Find the lines containing the word "JSON" and copy every one of them.

─── TASK DATA ───

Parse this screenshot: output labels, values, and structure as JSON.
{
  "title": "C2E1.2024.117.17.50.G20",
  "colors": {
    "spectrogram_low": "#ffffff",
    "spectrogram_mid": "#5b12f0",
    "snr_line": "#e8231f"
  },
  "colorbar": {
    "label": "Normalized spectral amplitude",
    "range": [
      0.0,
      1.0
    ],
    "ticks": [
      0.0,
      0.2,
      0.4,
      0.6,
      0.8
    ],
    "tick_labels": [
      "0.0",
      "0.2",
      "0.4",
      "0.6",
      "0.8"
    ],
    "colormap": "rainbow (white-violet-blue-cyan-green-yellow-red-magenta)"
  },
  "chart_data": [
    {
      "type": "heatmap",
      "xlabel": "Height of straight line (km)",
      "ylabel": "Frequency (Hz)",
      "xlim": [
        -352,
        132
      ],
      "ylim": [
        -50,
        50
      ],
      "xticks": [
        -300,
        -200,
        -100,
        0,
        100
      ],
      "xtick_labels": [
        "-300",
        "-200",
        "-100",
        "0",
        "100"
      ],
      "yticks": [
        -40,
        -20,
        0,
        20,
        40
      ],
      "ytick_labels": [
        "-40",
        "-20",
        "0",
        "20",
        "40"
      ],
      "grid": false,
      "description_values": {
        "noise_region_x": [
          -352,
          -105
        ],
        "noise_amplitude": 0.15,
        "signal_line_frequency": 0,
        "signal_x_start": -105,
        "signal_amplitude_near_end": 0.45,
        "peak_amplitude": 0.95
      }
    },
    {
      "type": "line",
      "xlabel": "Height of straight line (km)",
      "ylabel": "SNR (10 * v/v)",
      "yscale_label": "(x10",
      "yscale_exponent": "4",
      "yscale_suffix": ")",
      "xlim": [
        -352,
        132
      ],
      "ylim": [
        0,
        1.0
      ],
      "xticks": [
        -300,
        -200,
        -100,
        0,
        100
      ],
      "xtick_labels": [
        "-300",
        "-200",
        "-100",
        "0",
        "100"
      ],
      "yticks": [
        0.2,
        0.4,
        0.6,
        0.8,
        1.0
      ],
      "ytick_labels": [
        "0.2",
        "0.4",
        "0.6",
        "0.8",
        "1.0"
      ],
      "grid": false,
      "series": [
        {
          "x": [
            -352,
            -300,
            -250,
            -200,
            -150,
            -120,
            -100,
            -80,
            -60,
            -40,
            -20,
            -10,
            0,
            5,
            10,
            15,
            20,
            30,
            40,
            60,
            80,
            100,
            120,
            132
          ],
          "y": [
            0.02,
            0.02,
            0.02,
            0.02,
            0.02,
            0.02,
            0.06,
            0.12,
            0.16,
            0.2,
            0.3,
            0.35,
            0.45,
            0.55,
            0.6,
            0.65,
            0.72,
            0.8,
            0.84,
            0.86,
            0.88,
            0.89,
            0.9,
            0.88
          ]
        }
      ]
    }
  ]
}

───
─── TASK DATA ───

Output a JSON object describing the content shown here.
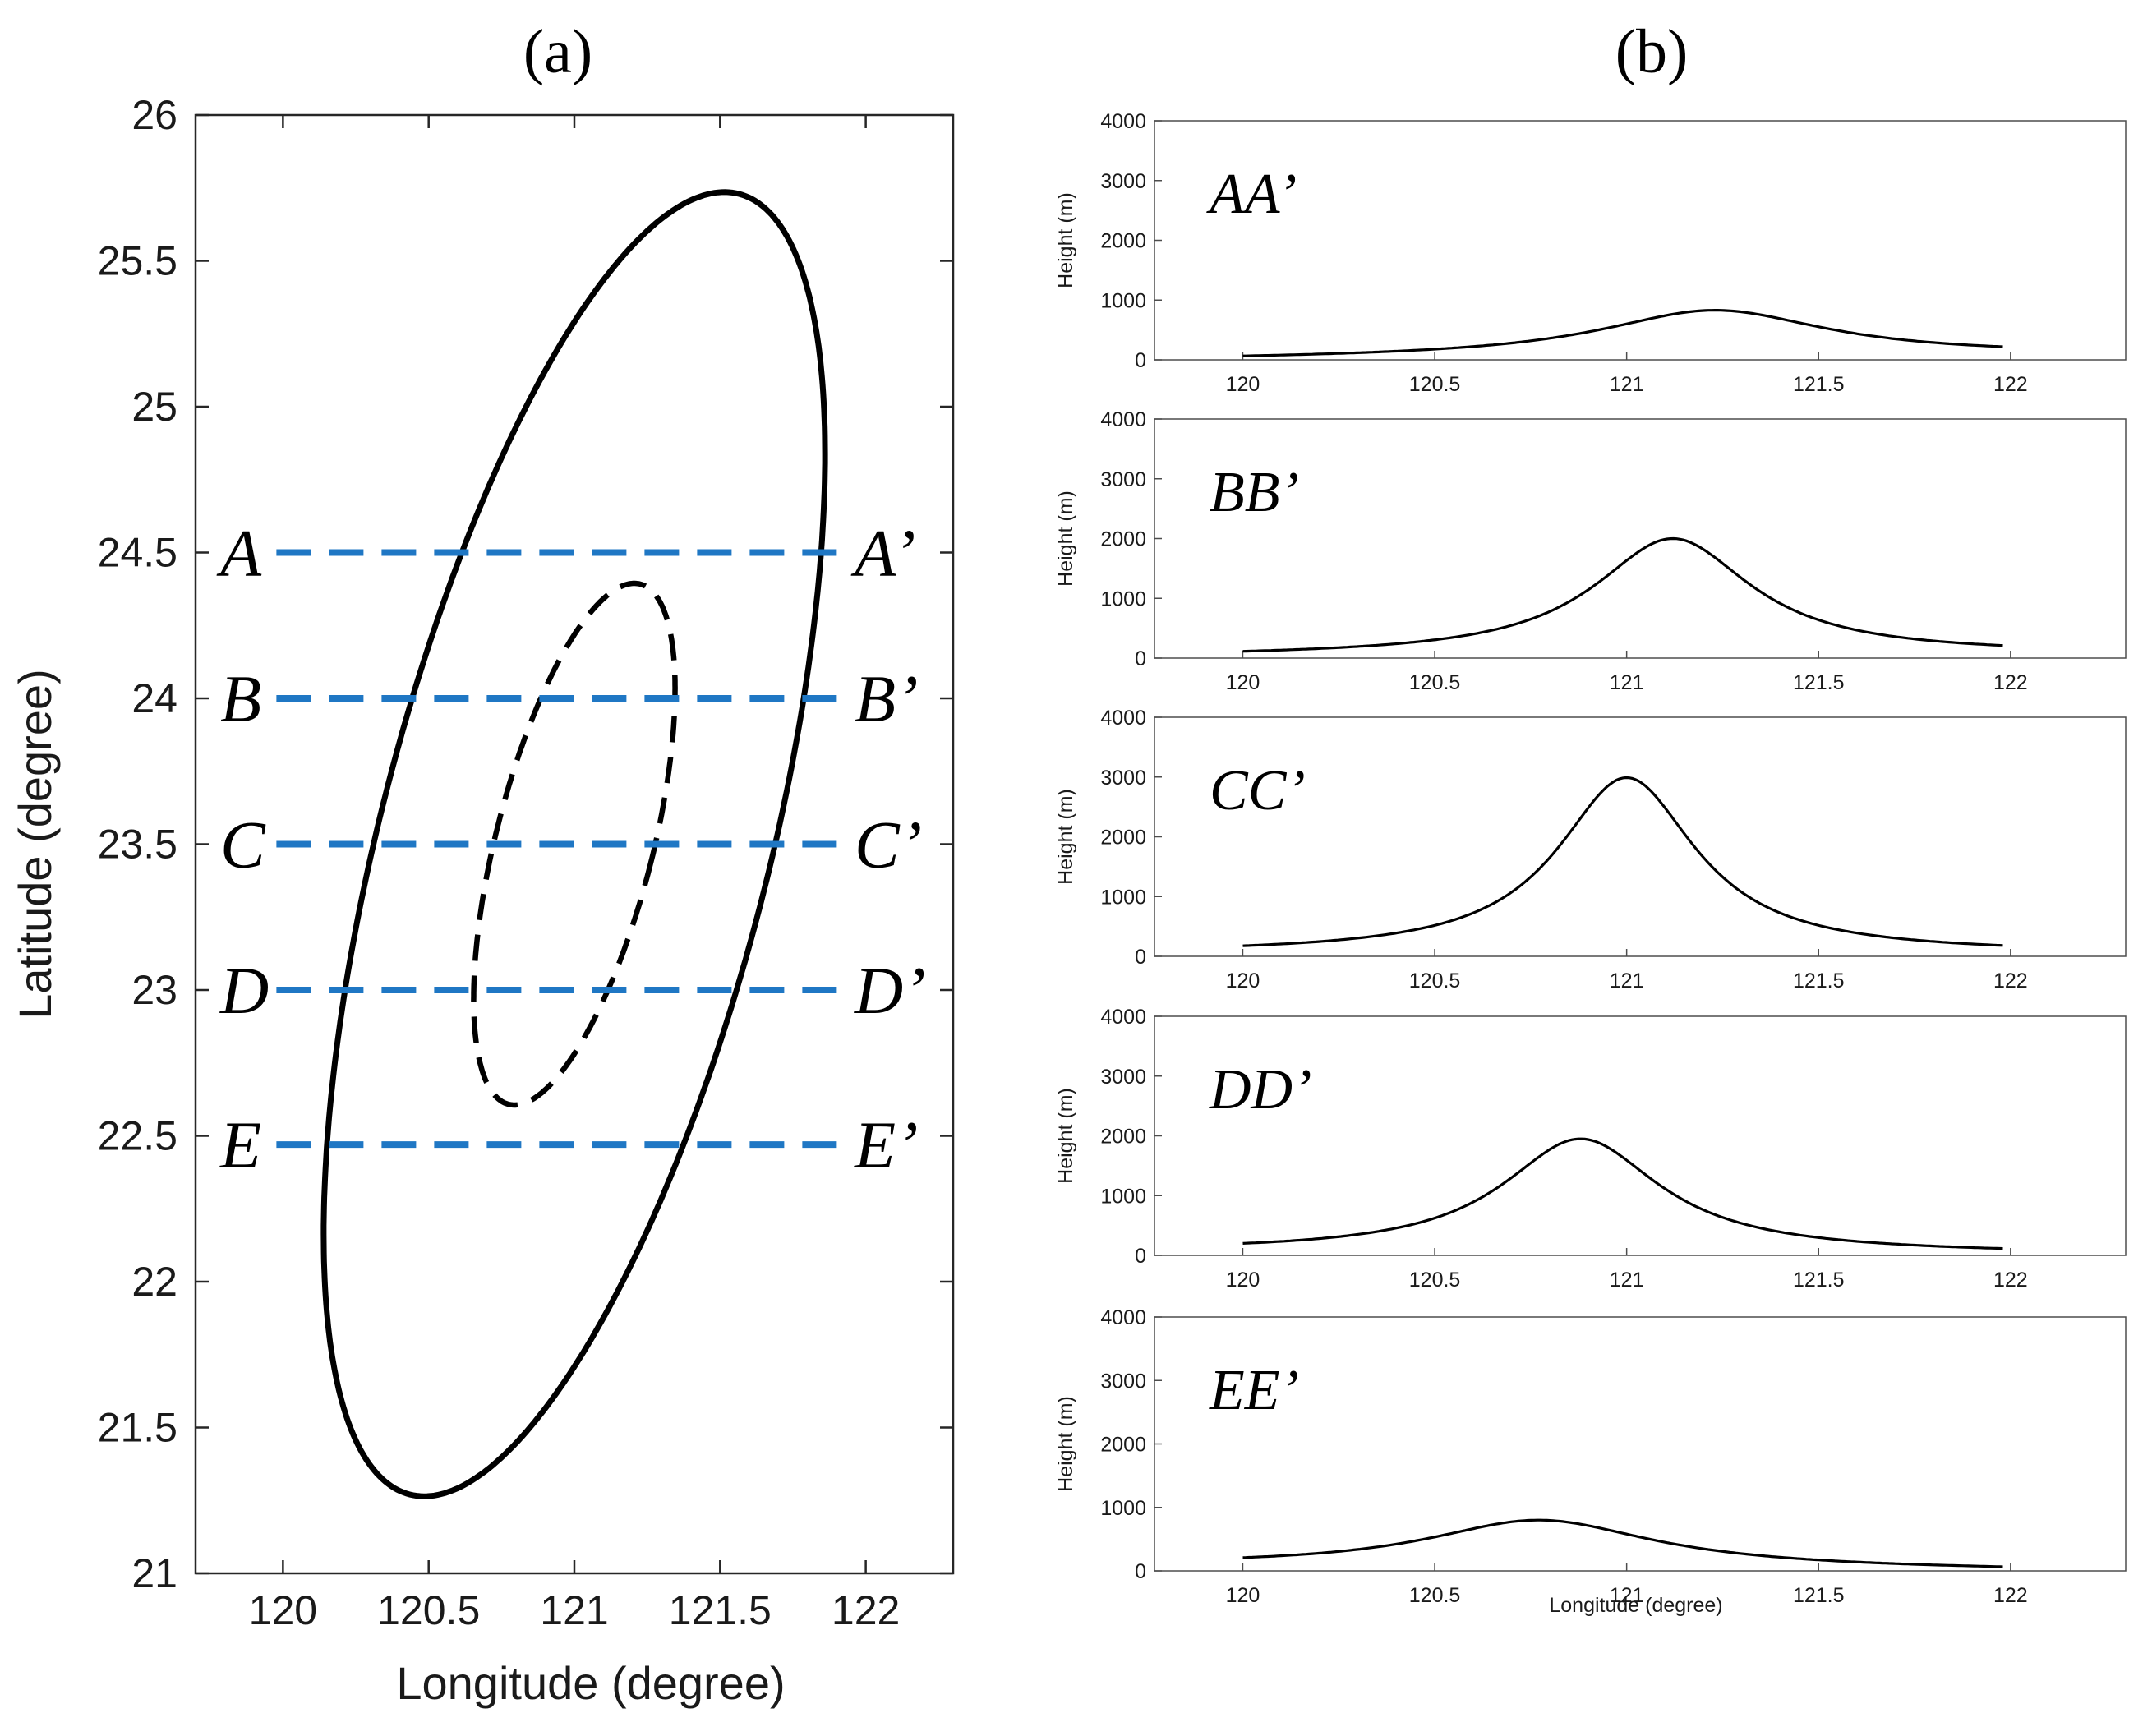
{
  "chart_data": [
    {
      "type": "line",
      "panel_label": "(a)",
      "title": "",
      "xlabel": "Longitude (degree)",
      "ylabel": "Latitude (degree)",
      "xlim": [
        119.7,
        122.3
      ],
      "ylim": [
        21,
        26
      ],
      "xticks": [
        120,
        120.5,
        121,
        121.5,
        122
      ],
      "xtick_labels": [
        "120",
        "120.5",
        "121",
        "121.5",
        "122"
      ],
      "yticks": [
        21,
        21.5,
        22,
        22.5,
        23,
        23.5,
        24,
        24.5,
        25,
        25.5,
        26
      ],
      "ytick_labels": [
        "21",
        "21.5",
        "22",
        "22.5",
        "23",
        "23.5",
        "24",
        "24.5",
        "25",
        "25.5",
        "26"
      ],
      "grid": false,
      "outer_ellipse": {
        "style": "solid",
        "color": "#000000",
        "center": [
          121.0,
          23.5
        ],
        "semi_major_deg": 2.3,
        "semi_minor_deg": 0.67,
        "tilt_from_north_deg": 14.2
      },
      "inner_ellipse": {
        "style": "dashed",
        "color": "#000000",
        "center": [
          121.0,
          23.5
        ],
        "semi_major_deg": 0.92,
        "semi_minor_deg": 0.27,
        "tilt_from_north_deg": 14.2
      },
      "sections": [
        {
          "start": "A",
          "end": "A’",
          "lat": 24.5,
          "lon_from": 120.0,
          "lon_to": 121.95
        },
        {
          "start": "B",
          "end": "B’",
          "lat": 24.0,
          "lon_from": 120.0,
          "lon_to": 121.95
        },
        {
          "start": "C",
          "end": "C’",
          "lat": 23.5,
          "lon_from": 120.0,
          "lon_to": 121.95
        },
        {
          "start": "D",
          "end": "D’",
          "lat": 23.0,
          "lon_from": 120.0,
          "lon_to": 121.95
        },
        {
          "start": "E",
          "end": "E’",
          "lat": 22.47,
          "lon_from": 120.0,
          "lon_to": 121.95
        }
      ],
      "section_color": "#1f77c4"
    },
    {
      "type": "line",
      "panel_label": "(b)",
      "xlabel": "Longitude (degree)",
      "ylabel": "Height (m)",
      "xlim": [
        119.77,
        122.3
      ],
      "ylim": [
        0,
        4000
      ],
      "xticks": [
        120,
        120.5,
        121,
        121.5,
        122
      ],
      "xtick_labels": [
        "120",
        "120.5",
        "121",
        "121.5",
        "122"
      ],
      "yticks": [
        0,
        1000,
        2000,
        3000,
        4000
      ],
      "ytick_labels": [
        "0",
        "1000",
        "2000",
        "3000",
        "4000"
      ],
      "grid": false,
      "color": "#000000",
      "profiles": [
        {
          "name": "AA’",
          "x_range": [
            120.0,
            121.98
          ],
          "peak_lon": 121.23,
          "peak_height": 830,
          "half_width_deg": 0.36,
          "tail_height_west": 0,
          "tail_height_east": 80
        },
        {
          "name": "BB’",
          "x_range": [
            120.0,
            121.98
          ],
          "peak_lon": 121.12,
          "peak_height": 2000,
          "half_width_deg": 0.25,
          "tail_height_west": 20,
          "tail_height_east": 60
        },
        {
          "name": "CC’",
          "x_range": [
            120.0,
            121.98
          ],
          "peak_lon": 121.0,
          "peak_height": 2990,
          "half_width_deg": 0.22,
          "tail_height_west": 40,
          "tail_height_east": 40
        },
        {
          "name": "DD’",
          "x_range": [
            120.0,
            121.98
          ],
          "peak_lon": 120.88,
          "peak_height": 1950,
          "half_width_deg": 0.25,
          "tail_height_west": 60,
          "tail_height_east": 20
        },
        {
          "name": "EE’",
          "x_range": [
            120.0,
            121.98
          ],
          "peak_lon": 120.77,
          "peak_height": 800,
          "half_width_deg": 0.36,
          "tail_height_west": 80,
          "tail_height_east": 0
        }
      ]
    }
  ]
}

───

» RESPONSE TO THE TASK
Parse this screenshot: output labels, values, and structure as JSON.
Output a JSON object describing the content shown here.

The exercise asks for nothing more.